## Directive
Lines containing the word "安全部门" should be extracted in full.
# Provided entries start
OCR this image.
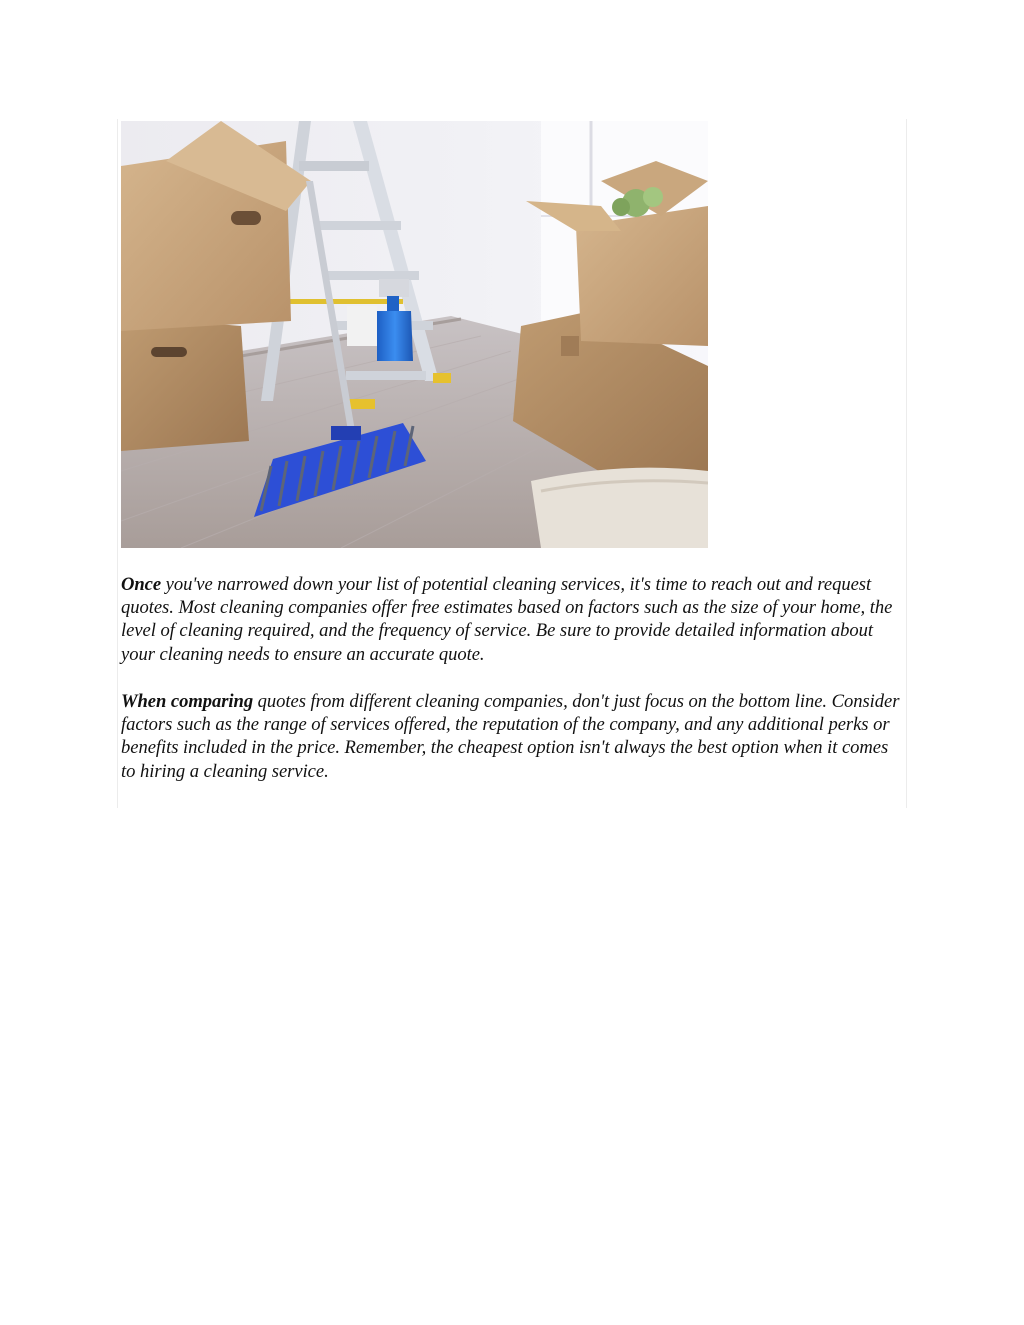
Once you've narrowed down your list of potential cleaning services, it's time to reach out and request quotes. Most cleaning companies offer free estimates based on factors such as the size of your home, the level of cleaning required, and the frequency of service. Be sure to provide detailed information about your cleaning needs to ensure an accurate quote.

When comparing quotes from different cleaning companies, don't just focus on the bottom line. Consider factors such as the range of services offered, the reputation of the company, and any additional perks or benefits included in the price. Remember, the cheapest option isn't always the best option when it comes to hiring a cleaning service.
# Provided entries end
# Provided entries start
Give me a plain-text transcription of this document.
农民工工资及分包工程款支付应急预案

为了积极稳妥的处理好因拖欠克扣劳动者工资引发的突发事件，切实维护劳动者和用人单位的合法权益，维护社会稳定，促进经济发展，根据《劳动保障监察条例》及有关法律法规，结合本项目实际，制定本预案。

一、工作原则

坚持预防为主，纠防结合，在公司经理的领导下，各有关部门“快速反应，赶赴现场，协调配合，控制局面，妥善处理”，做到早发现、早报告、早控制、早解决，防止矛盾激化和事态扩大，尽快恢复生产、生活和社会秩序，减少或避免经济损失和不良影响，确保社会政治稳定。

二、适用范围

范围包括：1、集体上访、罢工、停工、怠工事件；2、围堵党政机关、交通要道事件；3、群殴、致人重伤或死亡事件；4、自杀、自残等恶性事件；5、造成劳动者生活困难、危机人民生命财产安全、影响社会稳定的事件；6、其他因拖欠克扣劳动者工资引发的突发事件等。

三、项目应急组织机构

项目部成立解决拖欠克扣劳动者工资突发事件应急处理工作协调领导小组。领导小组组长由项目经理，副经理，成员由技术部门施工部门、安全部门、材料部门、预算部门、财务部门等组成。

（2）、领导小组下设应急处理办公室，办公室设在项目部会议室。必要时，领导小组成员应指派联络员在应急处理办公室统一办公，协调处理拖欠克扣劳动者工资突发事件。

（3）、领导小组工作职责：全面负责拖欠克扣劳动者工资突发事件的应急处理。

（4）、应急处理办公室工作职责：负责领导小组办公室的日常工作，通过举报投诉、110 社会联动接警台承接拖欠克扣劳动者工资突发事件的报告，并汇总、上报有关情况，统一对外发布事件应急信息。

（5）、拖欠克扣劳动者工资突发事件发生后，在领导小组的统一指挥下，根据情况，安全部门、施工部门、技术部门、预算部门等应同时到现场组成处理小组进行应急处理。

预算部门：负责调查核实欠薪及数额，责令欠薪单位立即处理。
# Provided entries end
## Task output
项目部成立解决拖欠克扣劳动者工资突发事件应急处理工作协调领导小组。领导小组组长由项目经理，副经理，成员由技术部门施工部门、安全部门、材料部门、预算部门、财务部门等组成。
（5）、拖欠克扣劳动者工资突发事件发生后，在领导小组的统一指挥下，根据情况，安全部门、施工部门、技术部门、预算部门等应同时到现场组成处理小组进行应急处理。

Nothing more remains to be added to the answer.